◆ Records for processing:
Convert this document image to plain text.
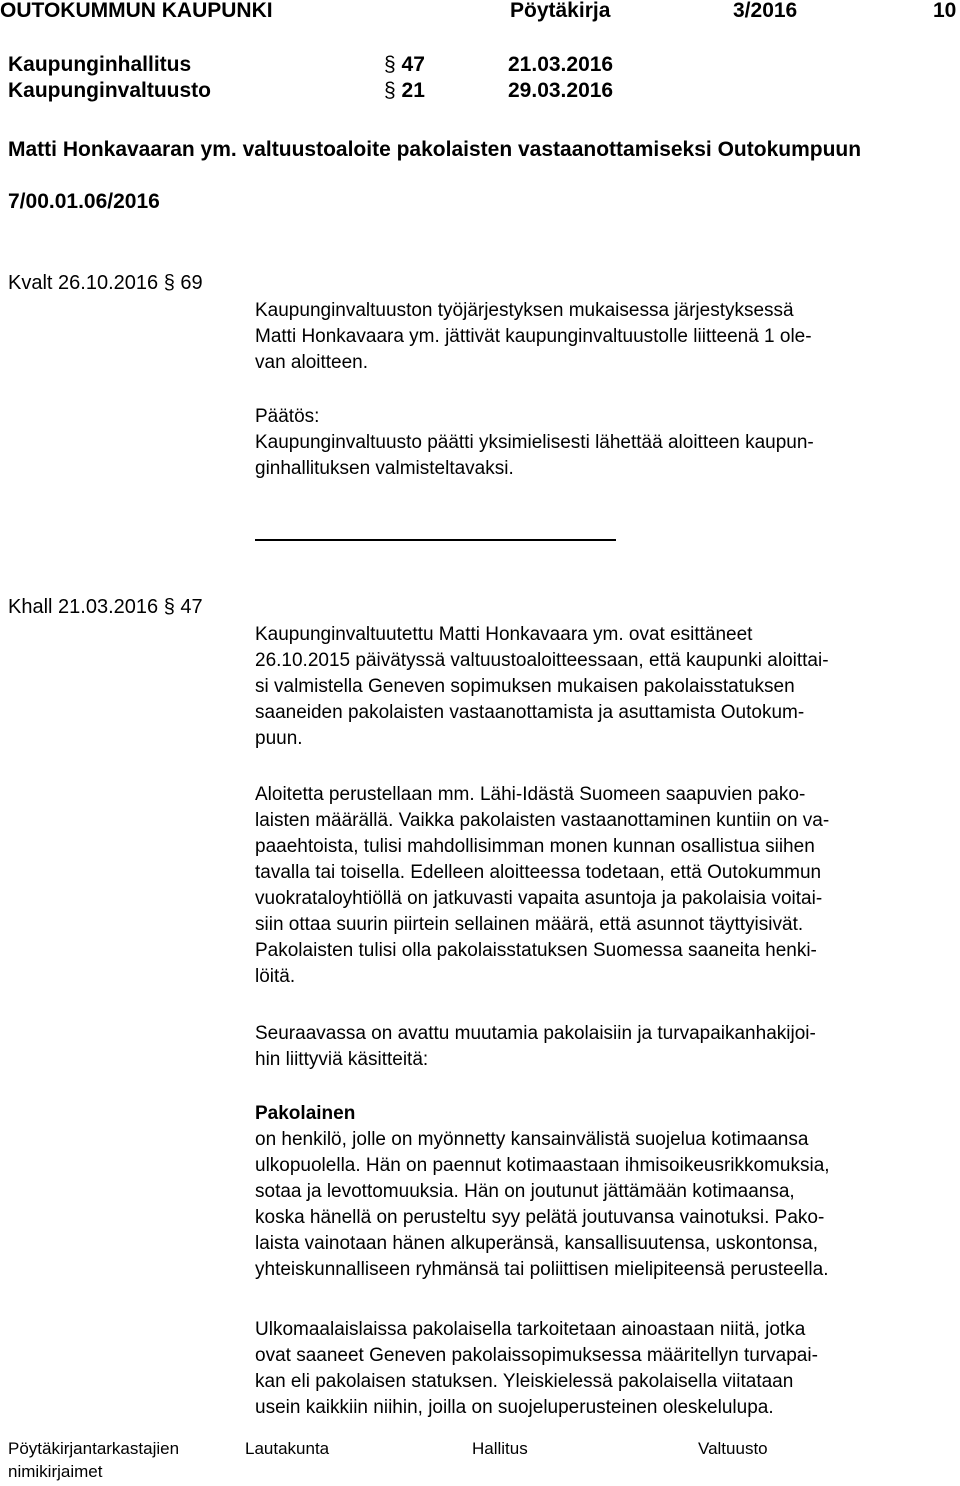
OUTOKUMMUN KAUPUNKI	Pöytäkirja	3/2016	10
Kaupunginhallitus	§ 47	21.03.2016
Kaupunginvaltuusto	§ 21	29.03.2016
Matti Honkavaaran ym. valtuustoaloite pakolaisten vastaanottamiseksi Outokumpuun
7/00.01.06/2016
Kvalt 26.10.2016 § 69
Kaupunginvaltuuston työjärjestyksen mukaisessa järjestyksessä
Matti Honkavaara ym. jättivät kaupunginvaltuustolle liitteenä 1 ole-
van aloitteen.
Päätös:
Kaupunginvaltuusto päätti yksimielisesti lähettää aloitteen kaupun-
ginhallituksen valmisteltavaksi.
Khall 21.03.2016 § 47
Kaupunginvaltuutettu Matti Honkavaara ym. ovat esittäneet
26.10.2015 päivätyssä valtuustoaloitteessaan, että kaupunki aloittai-
si valmistella Geneven sopimuksen mukaisen pakolaisstatuksen
saaneiden pakolaisten vastaanottamista ja asuttamista Outokum-
puun.
Aloitetta perustellaan mm. Lähi-Idästä Suomeen saapuvien pako-
laisten määrällä. Vaikka pakolaisten vastaanottaminen kuntiin on va-
paaehtoista, tulisi mahdollisimman monen kunnan osallistua siihen
tavalla tai toisella. Edelleen aloitteessa todetaan, että Outokummun
vuokrataloyhtiöllä on jatkuvasti vapaita asuntoja ja pakolaisia voitai-
siin ottaa suurin piirtein sellainen määrä, että asunnot täyttyisivät.
Pakolaisten tulisi olla pakolaisstatuksen Suomessa saaneita henki-
löitä.
Seuraavassa on avattu muutamia pakolaisiin ja turvapaikanhakijoi-
hin liittyviä käsitteitä:
Pakolainen
on henkilö, jolle on myönnetty kansainvälistä suojelua kotimaansa
ulkopuolella. Hän on paennut kotimaastaan ihmisoikeusrikkomuksia,
sotaa ja levottomuuksia. Hän on joutunut jättämään kotimaansa,
koska hänellä on perusteltu syy pelätä joutuvansa vainotuksi. Pako-
laista vainotaan hänen alkuperänsä, kansallisuutensa, uskontonsa,
yhteiskunnalliseen ryhmänsä tai poliittisen mielipiteensä perusteella.
Ulkomaalaislaissa pakolaisella tarkoitetaan ainoastaan niitä, jotka
ovat saaneet Geneven pakolaissopimuksessa määritellyn turvapai-
kan eli pakolaisen statuksen. Yleiskielessä pakolaisella viitataan
usein kaikkiin niihin, joilla on suojeluperusteinen oleskelulupa.
Pöytäkirjantarkastajien
nimikirjaimet
Lautakunta	Hallitus	Valtuusto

◆ Exercise prompt:
Copy each line of the records above that carries the word "Geneven".

◆ Result below:
si valmistella Geneven sopimuksen mukaisen pakolaisstatuksen
ovat saaneet Geneven pakolaissopimuksessa määritellyn turvapai-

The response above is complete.